**PROBLEM STATEMENT**
Copy each line holding the string "title".

**MATERIAL FOR THIS TASK**

————————

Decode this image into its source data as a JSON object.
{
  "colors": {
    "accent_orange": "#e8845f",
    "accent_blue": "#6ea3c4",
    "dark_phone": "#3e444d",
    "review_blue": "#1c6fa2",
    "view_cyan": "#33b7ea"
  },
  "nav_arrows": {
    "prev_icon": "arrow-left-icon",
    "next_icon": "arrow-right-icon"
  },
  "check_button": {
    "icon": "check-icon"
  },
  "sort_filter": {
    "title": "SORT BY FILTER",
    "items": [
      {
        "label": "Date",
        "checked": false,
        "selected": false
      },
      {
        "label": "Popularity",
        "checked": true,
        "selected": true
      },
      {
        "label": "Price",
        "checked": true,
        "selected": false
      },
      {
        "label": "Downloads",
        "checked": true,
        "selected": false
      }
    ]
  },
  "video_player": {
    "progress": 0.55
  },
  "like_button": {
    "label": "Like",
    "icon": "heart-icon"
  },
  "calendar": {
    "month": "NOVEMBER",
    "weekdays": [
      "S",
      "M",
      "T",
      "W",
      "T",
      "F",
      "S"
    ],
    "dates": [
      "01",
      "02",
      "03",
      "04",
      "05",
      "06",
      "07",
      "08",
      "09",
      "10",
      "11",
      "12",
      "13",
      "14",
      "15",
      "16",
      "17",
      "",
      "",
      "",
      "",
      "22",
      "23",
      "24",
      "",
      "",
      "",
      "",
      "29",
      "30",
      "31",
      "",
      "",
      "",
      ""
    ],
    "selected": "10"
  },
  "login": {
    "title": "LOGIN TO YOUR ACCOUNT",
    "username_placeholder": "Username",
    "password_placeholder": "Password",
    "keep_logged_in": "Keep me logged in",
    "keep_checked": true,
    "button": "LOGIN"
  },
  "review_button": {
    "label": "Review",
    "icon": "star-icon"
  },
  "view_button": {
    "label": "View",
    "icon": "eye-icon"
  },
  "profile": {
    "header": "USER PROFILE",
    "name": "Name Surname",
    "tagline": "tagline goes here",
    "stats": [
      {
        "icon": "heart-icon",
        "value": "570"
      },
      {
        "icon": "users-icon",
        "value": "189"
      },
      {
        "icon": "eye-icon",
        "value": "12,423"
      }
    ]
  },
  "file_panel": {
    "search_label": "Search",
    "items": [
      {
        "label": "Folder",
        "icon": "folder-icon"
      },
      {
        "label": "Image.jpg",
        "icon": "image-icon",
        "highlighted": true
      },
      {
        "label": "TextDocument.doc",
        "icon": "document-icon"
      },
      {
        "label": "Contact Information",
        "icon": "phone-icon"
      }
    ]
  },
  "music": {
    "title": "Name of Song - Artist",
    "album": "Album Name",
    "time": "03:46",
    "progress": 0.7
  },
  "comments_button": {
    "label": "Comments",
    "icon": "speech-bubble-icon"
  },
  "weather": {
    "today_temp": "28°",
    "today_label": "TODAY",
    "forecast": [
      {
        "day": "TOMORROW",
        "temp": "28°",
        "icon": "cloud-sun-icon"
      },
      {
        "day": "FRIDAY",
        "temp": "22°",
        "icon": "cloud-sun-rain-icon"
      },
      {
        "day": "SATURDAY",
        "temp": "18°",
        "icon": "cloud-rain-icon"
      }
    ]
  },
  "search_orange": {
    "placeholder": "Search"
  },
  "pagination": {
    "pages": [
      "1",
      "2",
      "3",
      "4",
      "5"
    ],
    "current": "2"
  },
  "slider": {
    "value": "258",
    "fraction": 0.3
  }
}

————————

**EXERCISE RESPONSE**
    "title": "SORT BY FILTER",
    "title": "LOGIN TO YOUR ACCOUNT",
    "title": "Name of Song - Artist",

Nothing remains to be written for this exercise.